- Required task
What number of lines hold the word "title"? State that number and nothing besides.

- Listing

· · · · · · ·

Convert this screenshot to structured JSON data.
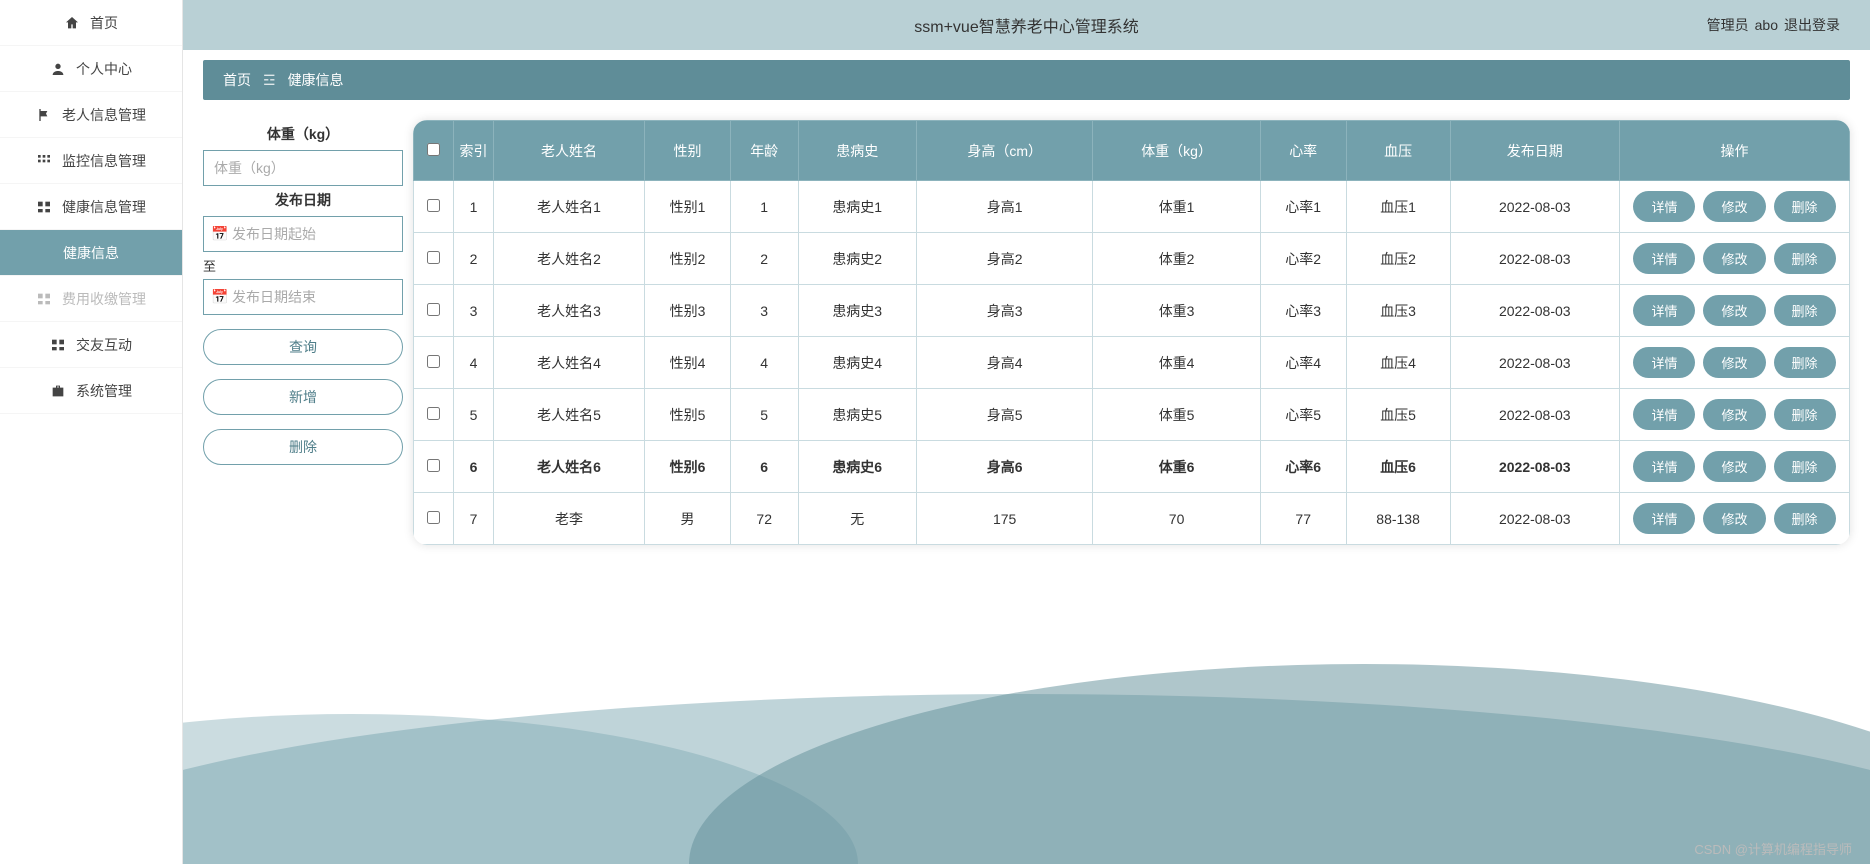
{
  "header": {
    "title": "ssm+vue智慧养老中心管理系统",
    "role": "管理员",
    "username": "abo",
    "logout": "退出登录"
  },
  "watermark": "CSDN @计算机编程指导师",
  "sidebar": {
    "items": [
      {
        "label": "首页",
        "icon": "home"
      },
      {
        "label": "个人中心",
        "icon": "user"
      },
      {
        "label": "老人信息管理",
        "icon": "flag"
      },
      {
        "label": "监控信息管理",
        "icon": "grid"
      },
      {
        "label": "健康信息管理",
        "icon": "grid2"
      },
      {
        "label": "健康信息",
        "icon": "",
        "active": true,
        "sub": true
      },
      {
        "label": "费用收缴管理",
        "icon": "grid2",
        "sub": true,
        "disabled": true
      },
      {
        "label": "交友互动",
        "icon": "grid2"
      },
      {
        "label": "系统管理",
        "icon": "briefcase"
      }
    ]
  },
  "breadcrumb": {
    "home": "首页",
    "sep": "☲",
    "current": "健康信息"
  },
  "filter": {
    "weight_label": "体重（kg）",
    "weight_placeholder": "体重（kg）",
    "date_label": "发布日期",
    "date_start_placeholder": "发布日期起始",
    "to": "至",
    "date_end_placeholder": "发布日期结束",
    "search": "查询",
    "add": "新增",
    "delete": "删除"
  },
  "table": {
    "columns": [
      "",
      "索引",
      "老人姓名",
      "性别",
      "年龄",
      "患病史",
      "身高（cm）",
      "体重（kg）",
      "心率",
      "血压",
      "发布日期",
      "操作"
    ],
    "ops": {
      "detail": "详情",
      "edit": "修改",
      "del": "删除"
    },
    "rows": [
      {
        "idx": "1",
        "name": "老人姓名1",
        "sex": "性别1",
        "age": "1",
        "history": "患病史1",
        "height": "身高1",
        "weight": "体重1",
        "hr": "心率1",
        "bp": "血压1",
        "date": "2022-08-03",
        "bold": false
      },
      {
        "idx": "2",
        "name": "老人姓名2",
        "sex": "性别2",
        "age": "2",
        "history": "患病史2",
        "height": "身高2",
        "weight": "体重2",
        "hr": "心率2",
        "bp": "血压2",
        "date": "2022-08-03",
        "bold": false
      },
      {
        "idx": "3",
        "name": "老人姓名3",
        "sex": "性别3",
        "age": "3",
        "history": "患病史3",
        "height": "身高3",
        "weight": "体重3",
        "hr": "心率3",
        "bp": "血压3",
        "date": "2022-08-03",
        "bold": false
      },
      {
        "idx": "4",
        "name": "老人姓名4",
        "sex": "性别4",
        "age": "4",
        "history": "患病史4",
        "height": "身高4",
        "weight": "体重4",
        "hr": "心率4",
        "bp": "血压4",
        "date": "2022-08-03",
        "bold": false
      },
      {
        "idx": "5",
        "name": "老人姓名5",
        "sex": "性别5",
        "age": "5",
        "history": "患病史5",
        "height": "身高5",
        "weight": "体重5",
        "hr": "心率5",
        "bp": "血压5",
        "date": "2022-08-03",
        "bold": false
      },
      {
        "idx": "6",
        "name": "老人姓名6",
        "sex": "性别6",
        "age": "6",
        "history": "患病史6",
        "height": "身高6",
        "weight": "体重6",
        "hr": "心率6",
        "bp": "血压6",
        "date": "2022-08-03",
        "bold": true
      },
      {
        "idx": "7",
        "name": "老李",
        "sex": "男",
        "age": "72",
        "history": "无",
        "height": "175",
        "weight": "70",
        "hr": "77",
        "bp": "88-138",
        "date": "2022-08-03",
        "bold": false
      }
    ]
  },
  "colors": {
    "primary": "#72a0ab",
    "primary_dark": "#5f8d98",
    "header_bg": "#b9d0d5",
    "border": "#c9dbe0"
  }
}
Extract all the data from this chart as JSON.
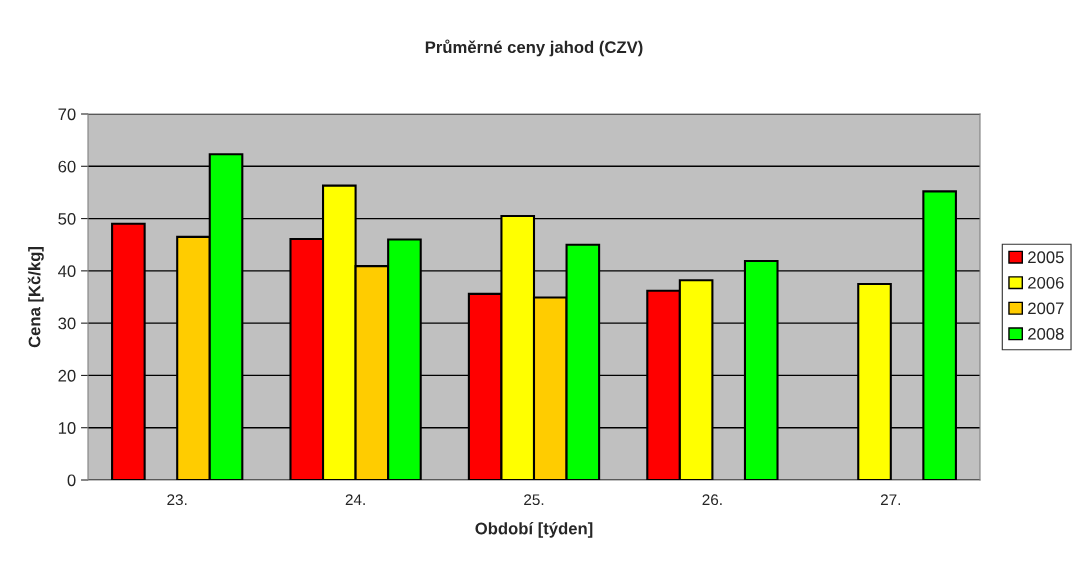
{
  "chart_data": {
    "type": "bar",
    "title": "Průměrné ceny jahod (CZV)",
    "xlabel": "Období [týden]",
    "ylabel": "Cena [Kč/kg]",
    "categories": [
      "23.",
      "24.",
      "25.",
      "26.",
      "27."
    ],
    "series": [
      {
        "name": "2005",
        "color": "#ff0000",
        "values": [
          49.0,
          46.1,
          35.6,
          36.2,
          null
        ]
      },
      {
        "name": "2006",
        "color": "#ffff00",
        "values": [
          null,
          56.3,
          50.5,
          38.2,
          37.5
        ]
      },
      {
        "name": "2007",
        "color": "#ffcc00",
        "values": [
          46.5,
          40.9,
          34.9,
          null,
          null
        ]
      },
      {
        "name": "2008",
        "color": "#00ff00",
        "values": [
          62.3,
          46.0,
          45.0,
          41.9,
          55.2
        ]
      }
    ],
    "ylim": [
      0,
      70
    ],
    "yticks": [
      0,
      10,
      20,
      30,
      40,
      50,
      60,
      70
    ],
    "grid": "y",
    "legend": "right"
  }
}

· · · · · · ·

- In response
2